# Exercise
Each line of the material must be returned exactly.

# Dataset records
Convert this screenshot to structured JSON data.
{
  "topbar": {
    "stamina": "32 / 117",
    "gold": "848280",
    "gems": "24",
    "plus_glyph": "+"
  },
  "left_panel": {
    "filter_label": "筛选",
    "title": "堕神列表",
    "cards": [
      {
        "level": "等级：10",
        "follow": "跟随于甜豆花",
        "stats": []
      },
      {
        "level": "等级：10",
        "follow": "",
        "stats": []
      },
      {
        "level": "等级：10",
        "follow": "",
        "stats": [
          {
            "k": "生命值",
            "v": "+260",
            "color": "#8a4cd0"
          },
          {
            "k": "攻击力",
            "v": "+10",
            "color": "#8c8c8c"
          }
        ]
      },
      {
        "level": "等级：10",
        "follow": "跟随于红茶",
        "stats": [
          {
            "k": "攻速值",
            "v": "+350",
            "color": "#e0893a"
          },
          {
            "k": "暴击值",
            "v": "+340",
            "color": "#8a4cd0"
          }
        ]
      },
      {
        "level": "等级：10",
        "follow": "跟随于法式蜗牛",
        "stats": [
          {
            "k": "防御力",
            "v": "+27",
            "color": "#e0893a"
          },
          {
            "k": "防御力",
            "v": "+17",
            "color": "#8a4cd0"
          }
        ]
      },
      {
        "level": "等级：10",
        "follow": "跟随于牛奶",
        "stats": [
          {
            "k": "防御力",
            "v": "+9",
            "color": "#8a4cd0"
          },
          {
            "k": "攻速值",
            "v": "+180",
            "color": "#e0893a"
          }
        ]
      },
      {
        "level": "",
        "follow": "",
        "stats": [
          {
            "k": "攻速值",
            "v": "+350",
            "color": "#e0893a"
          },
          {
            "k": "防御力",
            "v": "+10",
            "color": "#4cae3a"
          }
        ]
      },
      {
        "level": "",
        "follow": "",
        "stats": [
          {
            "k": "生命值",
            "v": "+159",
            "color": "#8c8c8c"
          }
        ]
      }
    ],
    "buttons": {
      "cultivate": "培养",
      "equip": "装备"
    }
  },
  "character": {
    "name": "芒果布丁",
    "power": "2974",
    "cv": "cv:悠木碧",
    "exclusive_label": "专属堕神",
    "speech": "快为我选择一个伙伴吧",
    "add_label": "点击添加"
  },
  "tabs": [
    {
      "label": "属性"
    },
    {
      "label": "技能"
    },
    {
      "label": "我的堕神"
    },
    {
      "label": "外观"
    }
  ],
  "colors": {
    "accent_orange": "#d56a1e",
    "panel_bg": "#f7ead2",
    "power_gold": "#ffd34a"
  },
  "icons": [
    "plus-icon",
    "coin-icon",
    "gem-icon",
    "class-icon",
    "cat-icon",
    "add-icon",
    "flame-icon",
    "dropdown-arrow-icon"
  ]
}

# Finished answer
Convert this screenshot to structured JSON data.
{
  "topbar": {
    "stamina": "32 / 117",
    "gold": "848280",
    "gems": "24",
    "plus_glyph": "+"
  },
  "left_panel": {
    "filter_label": "筛选",
    "title": "堕神列表",
    "cards": [
      {
        "level": "等级：10",
        "follow": "跟随于甜豆花",
        "stats": []
      },
      {
        "level": "等级：10",
        "follow": "",
        "stats": []
      },
      {
        "level": "等级：10",
        "follow": "",
        "stats": [
          {
            "k": "生命值",
            "v": "+260",
            "color": "#8a4cd0"
          },
          {
            "k": "攻击力",
            "v": "+10",
            "color": "#8c8c8c"
          }
        ]
      },
      {
        "level": "等级：10",
        "follow": "跟随于红茶",
        "stats": [
          {
            "k": "攻速值",
            "v": "+350",
            "color": "#e0893a"
          },
          {
            "k": "暴击值",
            "v": "+340",
            "color": "#8a4cd0"
          }
        ]
      },
      {
        "level": "等级：10",
        "follow": "跟随于法式蜗牛",
        "stats": [
          {
            "k": "防御力",
            "v": "+27",
            "color": "#e0893a"
          },
          {
            "k": "防御力",
            "v": "+17",
            "color": "#8a4cd0"
          }
        ]
      },
      {
        "level": "等级：10",
        "follow": "跟随于牛奶",
        "stats": [
          {
            "k": "防御力",
            "v": "+9",
            "color": "#8a4cd0"
          },
          {
            "k": "攻速值",
            "v": "+180",
            "color": "#e0893a"
          }
        ]
      },
      {
        "level": "",
        "follow": "",
        "stats": [
          {
            "k": "攻速值",
            "v": "+350",
            "color": "#e0893a"
          },
          {
            "k": "防御力",
            "v": "+10",
            "color": "#4cae3a"
          }
        ]
      },
      {
        "level": "",
        "follow": "",
        "stats": [
          {
            "k": "生命值",
            "v": "+159",
            "color": "#8c8c8c"
          }
        ]
      }
    ],
    "buttons": {
      "cultivate": "培养",
      "equip": "装备"
    }
  },
  "character": {
    "name": "芒果布丁",
    "power": "2974",
    "cv": "cv:悠木碧",
    "exclusive_label": "专属堕神",
    "speech": "快为我选择一个伙伴吧",
    "add_label": "点击添加"
  },
  "tabs": [
    {
      "label": "属性"
    },
    {
      "label": "技能"
    },
    {
      "label": "我的堕神"
    },
    {
      "label": "外观"
    }
  ],
  "colors": {
    "accent_orange": "#d56a1e",
    "panel_bg": "#f7ead2",
    "power_gold": "#ffd34a"
  },
  "icons": [
    "plus-icon",
    "coin-icon",
    "gem-icon",
    "class-icon",
    "cat-icon",
    "add-icon",
    "flame-icon",
    "dropdown-arrow-icon"
  ]
}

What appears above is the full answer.